◆ Task prompt
Rewrite the data below with every "chevron-down-icon" changed to "dropdown-arrow-icon", leaving all other text unchanged, and omit the pictures from your answer.

◆ Given entries
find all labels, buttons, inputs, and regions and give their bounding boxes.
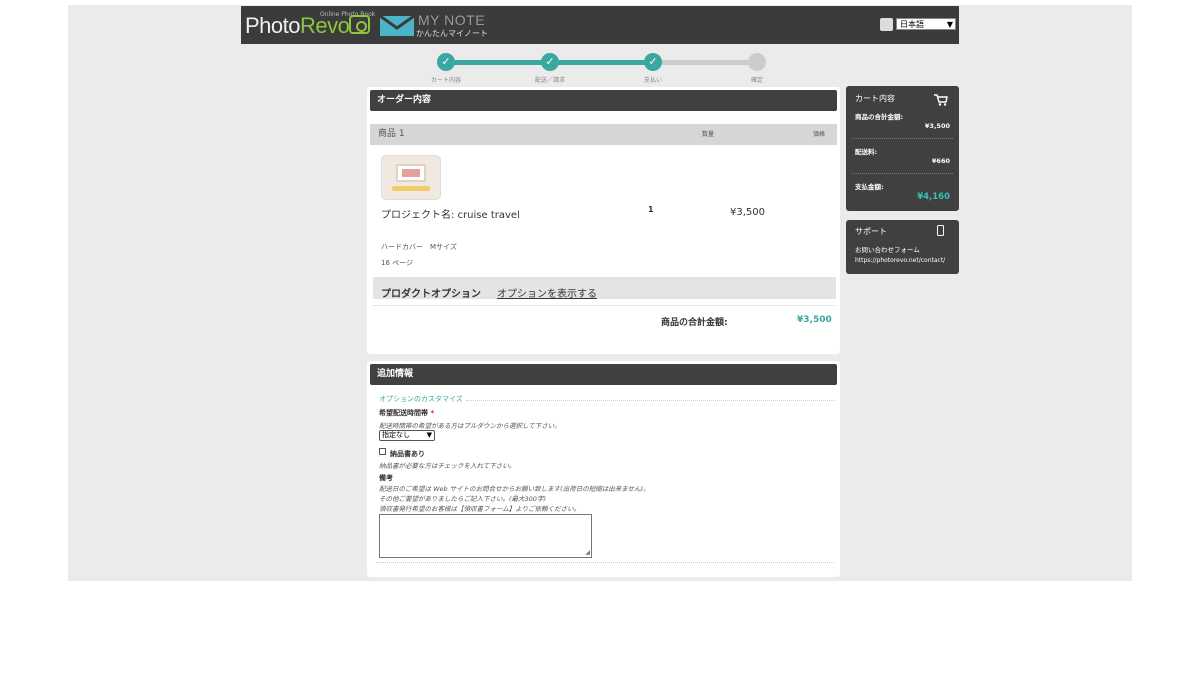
divider: [852, 138, 953, 139]
order-panel-title: オーダー内容: [370, 90, 837, 111]
delivery-time-select[interactable]: 指定なし ▼: [379, 430, 435, 441]
receipt-label: 納品書あり: [390, 450, 425, 458]
notes-help-2: その他ご要望がありましたらご記入下さい。(最大300字): [379, 495, 546, 503]
col-price: 価格: [813, 131, 826, 138]
receipt-help: 納品書が必要な方はチェックを入れて下さい。: [379, 462, 516, 470]
step-3-check-icon: ✓: [644, 53, 662, 71]
notes-label: 備考: [379, 474, 393, 482]
notes-help-3: 領収書発行希望のお客様は【領収書フォーム】よりご依頼ください。: [379, 505, 581, 513]
subtotal-label: 商品の合計金額:: [661, 318, 728, 328]
project-name: プロジェクト名: cruise travel: [381, 210, 520, 221]
section-divider: [466, 400, 836, 401]
col-qty: 数量: [702, 131, 715, 138]
show-options-link[interactable]: オプションを表示する: [497, 285, 597, 300]
support-panel: サポート お問い合わせフォーム https://photorevo.net/co…: [846, 220, 959, 274]
notes-help-1: 配送日のご希望は Web サイトのお問合せからお願い致します(出荷日の短縮は出来…: [379, 485, 650, 493]
shipping-label: 配送料:: [855, 148, 878, 156]
cart-summary-panel: カート内容 商品の合計金額: ¥3,500 配送料: ¥660 支払金額: ¥4…: [846, 86, 959, 211]
col-item: 商品 1: [378, 129, 405, 139]
order-table-header: 商品 1 数量 価格: [370, 124, 837, 145]
delivery-time-label: 希望配送時間帯 *: [379, 409, 435, 417]
item-price: ¥3,500: [730, 207, 765, 218]
delivery-time-help: 配送時間帯の希望がある方はプルダウンから選択して下さい。: [379, 422, 561, 430]
mynote-logo-icon[interactable]: [380, 16, 414, 36]
resize-grip-icon[interactable]: ◢: [585, 549, 590, 556]
product-thumbnail: [381, 155, 441, 200]
support-title: サポート: [855, 227, 887, 236]
phone-icon: [937, 225, 944, 236]
step-label-payment: 支払い: [643, 77, 662, 84]
contact-form-label: お問い合わせフォーム: [855, 246, 920, 254]
cart-summary-title: カート内容: [855, 94, 895, 103]
camera-logo-icon: [349, 15, 370, 34]
cart-items-value: ¥3,500: [924, 122, 950, 130]
chevron-down-icon: ▼: [946, 20, 953, 29]
step-4-dot: [748, 53, 766, 71]
cover-type: ハードカバー Mサイズ: [381, 243, 457, 251]
item-quantity: 1: [648, 205, 654, 214]
shipping-value: ¥660: [931, 157, 950, 165]
mynote-title: MY NOTE: [418, 12, 486, 28]
language-select[interactable]: 日本語 ▼: [896, 18, 956, 30]
step-2-check-icon: ✓: [541, 53, 559, 71]
bottom-divider: [376, 562, 834, 563]
page-count: 16 ページ: [381, 259, 413, 267]
subtotal-value: ¥3,500: [797, 315, 832, 325]
total-label: 支払金額:: [855, 183, 884, 191]
photorevo-logo[interactable]: PhotoRevo: [245, 14, 350, 38]
step-1-check-icon: ✓: [437, 53, 455, 71]
step-label-cart: カート内容: [430, 77, 461, 84]
cart-items-label: 商品の合計金額:: [855, 113, 904, 121]
customize-section-title: オプションのカスタマイズ: [379, 395, 463, 403]
notes-textarea[interactable]: ◢: [379, 514, 592, 558]
divider: [373, 305, 836, 306]
globe-icon: [880, 18, 893, 31]
chevron-down-icon: ▼: [426, 431, 432, 439]
step-label-confirm: 確定: [750, 77, 763, 84]
total-value: ¥4,160: [917, 192, 950, 202]
step-label-shipping: 配送／請求: [534, 77, 565, 84]
product-options-label: プロダクトオプション: [381, 289, 481, 300]
mynote-subtitle: かんたんマイノート: [416, 29, 488, 38]
divider: [852, 173, 953, 174]
required-mark: *: [430, 409, 435, 417]
cart-icon: [934, 94, 948, 106]
additional-info-title: 追加情報: [370, 364, 837, 385]
contact-form-link[interactable]: https://photorevo.net/contact/: [855, 257, 945, 264]
receipt-checkbox[interactable]: [379, 448, 386, 455]
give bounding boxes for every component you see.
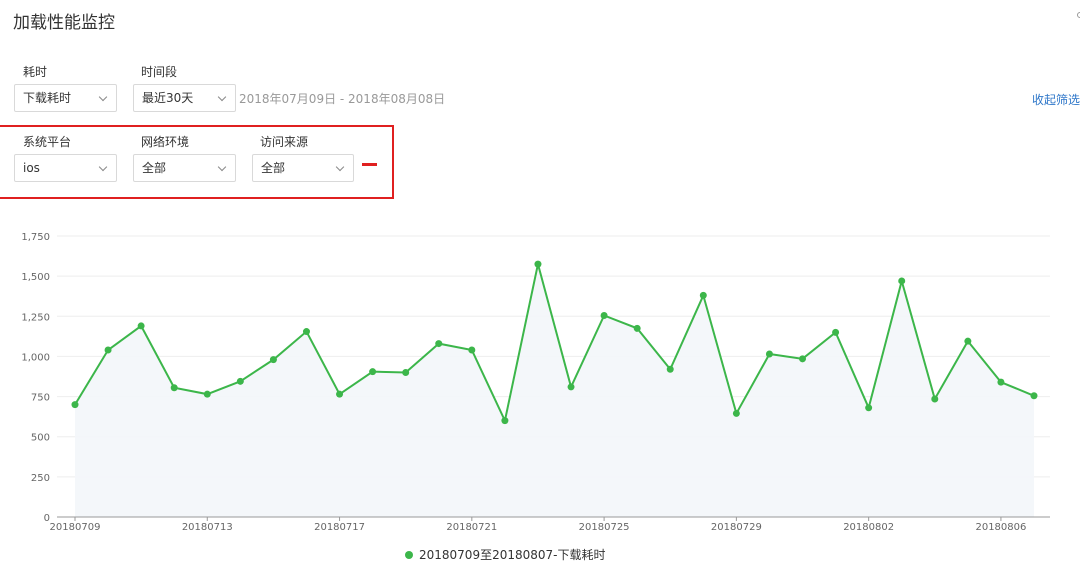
data-point [600,311,608,319]
x-tick-label: 20180729 [711,522,762,532]
chart-legend[interactable]: 20180709至20180807-下载耗时 [405,546,606,563]
network-label: 网络环境 [141,135,190,149]
x-tick-label: 20180725 [579,522,630,532]
data-point [699,291,707,299]
data-point [898,277,906,285]
x-tick-label: 20180717 [314,522,365,532]
chevron-down-icon [98,162,108,172]
y-tick-label: 500 [31,433,50,444]
platform-select[interactable]: ios [14,154,117,182]
collapse-filters-link[interactable]: 收起筛选 [1032,91,1080,108]
data-point [71,401,79,409]
data-point [997,378,1005,386]
data-point [369,368,377,376]
source-select[interactable]: 全部 [252,154,354,182]
y-tick-label: 1,500 [21,272,50,283]
data-point [732,409,740,417]
data-point [633,324,641,332]
chevron-down-icon [98,92,108,102]
y-tick-label: 750 [31,393,50,404]
y-tick-label: 250 [31,473,50,484]
data-point [468,346,476,354]
line-chart: 02505007501,0001,2501,5001,75020180709 20… [21,232,1050,532]
data-point [964,337,972,345]
period-select-value: 最近30天 [142,91,194,105]
y-tick-label: 1,250 [21,312,50,323]
data-point [137,322,145,330]
x-tick-label: 20180802 [843,522,894,532]
data-point [170,384,178,392]
data-point [865,404,873,412]
y-tick-label: 1,000 [21,352,50,363]
data-point [302,328,310,336]
data-point [501,417,509,425]
data-point [799,355,807,363]
data-point [1030,392,1038,400]
x-tick-label: 20180806 [975,522,1026,532]
x-tick-label: 20180713 [182,522,233,532]
page-title: 加载性能监控 [13,13,115,33]
data-point [104,346,112,354]
period-select[interactable]: 最近30天 [133,84,236,112]
x-tick-label: 20180721 [446,522,497,532]
legend-dot-icon [405,550,413,559]
remove-filter-icon[interactable] [362,163,377,166]
data-point [269,356,277,364]
data-point [567,383,575,391]
y-tick-label: 1,750 [21,232,50,243]
data-point [203,390,211,398]
network-select[interactable]: 全部 [133,154,236,182]
chevron-down-icon [217,162,227,172]
data-point [931,395,939,403]
chevron-down-icon [217,92,227,102]
data-point [435,340,443,348]
source-select-value: 全部 [261,161,286,175]
period-label: 时间段 [141,65,178,79]
network-select-value: 全部 [142,161,167,175]
data-point [832,328,840,336]
x-tick-label: 20180709 [50,522,101,532]
metric-select[interactable]: 下载耗时 [14,84,117,112]
data-point [534,260,542,268]
metric-select-value: 下载耗时 [23,91,72,105]
data-point [336,390,344,398]
source-label: 访问来源 [260,135,309,149]
data-point [666,365,674,373]
data-point [402,368,410,376]
date-range-text: 2018年07月09日 - 2018年08月08日 [239,92,446,106]
chevron-down-icon [335,162,345,172]
metric-label: 耗时 [23,65,48,79]
legend-label: 20180709至20180807-下载耗时 [419,548,606,562]
data-point [236,377,244,385]
platform-label: 系统平台 [23,135,72,149]
platform-select-value: ios [23,161,40,175]
data-point [765,350,773,358]
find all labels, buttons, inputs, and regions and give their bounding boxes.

◆ Full solution
find all labels, buttons, inputs, and regions and give their bounding boxes.
divider: [852, 138, 953, 139]
order-panel-title: オーダー内容: [370, 90, 837, 111]
delivery-time-select[interactable]: 指定なし ▼: [379, 430, 435, 441]
receipt-label: 納品書あり: [390, 450, 425, 458]
notes-help-2: その他ご要望がありましたらご記入下さい。(最大300字): [379, 495, 546, 503]
col-price: 価格: [813, 131, 826, 138]
receipt-help: 納品書が必要な方はチェックを入れて下さい。: [379, 462, 516, 470]
step-3-check-icon: ✓: [644, 53, 662, 71]
notes-label: 備考: [379, 474, 393, 482]
notes-help-3: 領収書発行希望のお客様は【領収書フォーム】よりご依頼ください。: [379, 505, 581, 513]
subtotal-label: 商品の合計金額:: [661, 318, 728, 328]
project-name: プロジェクト名: cruise travel: [381, 210, 520, 221]
section-divider: [466, 400, 836, 401]
col-qty: 数量: [702, 131, 715, 138]
show-options-link[interactable]: オプションを表示する: [497, 285, 597, 300]
support-panel: サポート お問い合わせフォーム https://photorevo.net/co…: [846, 220, 959, 274]
notes-help-1: 配送日のご希望は Web サイトのお問合せからお願い致します(出荷日の短縮は出来…: [379, 485, 650, 493]
shipping-label: 配送料:: [855, 148, 878, 156]
cart-summary-panel: カート内容 商品の合計金額: ¥3,500 配送料: ¥660 支払金額: ¥4…: [846, 86, 959, 211]
col-item: 商品 1: [378, 129, 405, 139]
order-table-header: 商品 1 数量 価格: [370, 124, 837, 145]
delivery-time-label: 希望配送時間帯 *: [379, 409, 435, 417]
item-price: ¥3,500: [730, 207, 765, 218]
delivery-time-help: 配送時間帯の希望がある方はプルダウンから選択して下さい。: [379, 422, 561, 430]
mynote-logo-icon[interactable]: [380, 16, 414, 36]
resize-grip-icon[interactable]: ◢: [585, 549, 590, 556]
product-thumbnail: [381, 155, 441, 200]
support-title: サポート: [855, 227, 887, 236]
phone-icon: [937, 225, 944, 236]
step-label-payment: 支払い: [643, 77, 662, 84]
contact-form-label: お問い合わせフォーム: [855, 246, 920, 254]
cart-summary-title: カート内容: [855, 94, 895, 103]
camera-logo-icon: [349, 15, 370, 34]
cart-items-value: ¥3,500: [924, 122, 950, 130]
dropdown-arrow-icon: ▼: [946, 20, 953, 29]
step-4-dot: [748, 53, 766, 71]
cover-type: ハードカバー Mサイズ: [381, 243, 457, 251]
item-quantity: 1: [648, 205, 654, 214]
shipping-value: ¥660: [931, 157, 950, 165]
mynote-title: MY NOTE: [418, 12, 486, 28]
language-select[interactable]: 日本語 ▼: [896, 18, 956, 30]
step-2-check-icon: ✓: [541, 53, 559, 71]
bottom-divider: [376, 562, 834, 563]
page-count: 16 ページ: [381, 259, 413, 267]
subtotal-value: ¥3,500: [797, 315, 832, 325]
total-label: 支払金額:: [855, 183, 884, 191]
photorevo-logo[interactable]: PhotoRevo: [245, 14, 350, 38]
step-1-check-icon: ✓: [437, 53, 455, 71]
step-label-cart: カート内容: [430, 77, 461, 84]
cart-items-label: 商品の合計金額:: [855, 113, 904, 121]
customize-section-title: オプションのカスタマイズ: [379, 395, 463, 403]
notes-textarea[interactable]: ◢: [379, 514, 592, 558]
divider: [373, 305, 836, 306]
globe-icon: [880, 18, 893, 31]
dropdown-arrow-icon: ▼: [426, 431, 432, 439]
step-label-confirm: 確定: [750, 77, 763, 84]
total-value: ¥4,160: [917, 192, 950, 202]
step-label-shipping: 配送／請求: [534, 77, 565, 84]
product-options-label: プロダクトオプション: [381, 289, 481, 300]
mynote-subtitle: かんたんマイノート: [416, 29, 488, 38]
divider: [852, 173, 953, 174]
required-mark: *: [430, 409, 435, 417]
cart-icon: [934, 94, 948, 106]
additional-info-title: 追加情報: [370, 364, 837, 385]
contact-form-link[interactable]: https://photorevo.net/contact/: [855, 257, 945, 264]
receipt-checkbox[interactable]: [379, 448, 386, 455]
give bounding boxes for every component you see.
data-point [600,311,608,319]
x-tick-label: 20180729 [711,522,762,532]
chart-legend[interactable]: 20180709至20180807-下载耗时 [405,546,606,563]
network-label: 网络环境 [141,135,190,149]
x-tick-label: 20180725 [579,522,630,532]
data-point [699,291,707,299]
data-point [898,277,906,285]
x-tick-label: 20180717 [314,522,365,532]
dropdown-arrow-icon [98,162,108,172]
y-tick-label: 500 [31,433,50,444]
platform-select[interactable]: ios [14,154,117,182]
collapse-filters-link[interactable]: 收起筛选 [1032,91,1080,108]
data-point [71,401,79,409]
data-point [997,378,1005,386]
data-point [369,368,377,376]
source-select[interactable]: 全部 [252,154,354,182]
y-tick-label: 1,500 [21,272,50,283]
data-point [732,409,740,417]
data-point [633,324,641,332]
dropdown-arrow-icon [98,92,108,102]
y-tick-label: 750 [31,393,50,404]
y-tick-label: 250 [31,473,50,484]
data-point [468,346,476,354]
line-chart: 02505007501,0001,2501,5001,75020180709 20… [21,232,1050,532]
data-point [964,337,972,345]
period-select-value: 最近30天 [142,91,194,105]
y-tick-label: 1,250 [21,312,50,323]
data-point [137,322,145,330]
x-tick-label: 20180802 [843,522,894,532]
data-point [170,384,178,392]
data-point [865,404,873,412]
y-tick-label: 1,000 [21,352,50,363]
data-point [302,328,310,336]
data-point [501,417,509,425]
data-point [799,355,807,363]
data-point [1030,392,1038,400]
x-tick-label: 20180806 [975,522,1026,532]
x-tick-label: 20180713 [182,522,233,532]
page-title: 加载性能监控 [13,13,115,33]
data-point [104,346,112,354]
period-select[interactable]: 最近30天 [133,84,236,112]
x-tick-label: 20180721 [446,522,497,532]
legend-dot-icon [405,550,413,559]
remove-filter-icon[interactable] [362,163,377,166]
data-point [269,356,277,364]
data-point [567,383,575,391]
y-tick-label: 1,750 [21,232,50,243]
data-point [203,390,211,398]
network-select[interactable]: 全部 [133,154,236,182]
dropdown-arrow-icon [217,162,227,172]
data-point [931,395,939,403]
dropdown-arrow-icon [217,92,227,102]
data-point [435,340,443,348]
source-select-value: 全部 [261,161,286,175]
period-label: 时间段 [141,65,178,79]
network-select-value: 全部 [142,161,167,175]
data-point [832,328,840,336]
x-tick-label: 20180709 [50,522,101,532]
metric-select[interactable]: 下载耗时 [14,84,117,112]
data-point [534,260,542,268]
metric-select-value: 下载耗时 [23,91,72,105]
data-point [336,390,344,398]
source-label: 访问来源 [260,135,309,149]
data-point [666,365,674,373]
data-point [402,368,410,376]
date-range-text: 2018年07月09日 - 2018年08月08日 [239,92,446,106]
dropdown-arrow-icon [335,162,345,172]
metric-label: 耗时 [23,65,48,79]
legend-label: 20180709至20180807-下载耗时 [419,548,606,562]
data-point [236,377,244,385]
platform-label: 系统平台 [23,135,72,149]
platform-select-value: ios [23,161,40,175]
data-point [765,350,773,358]
find all labels, buttons, inputs, and regions and give their bounding boxes.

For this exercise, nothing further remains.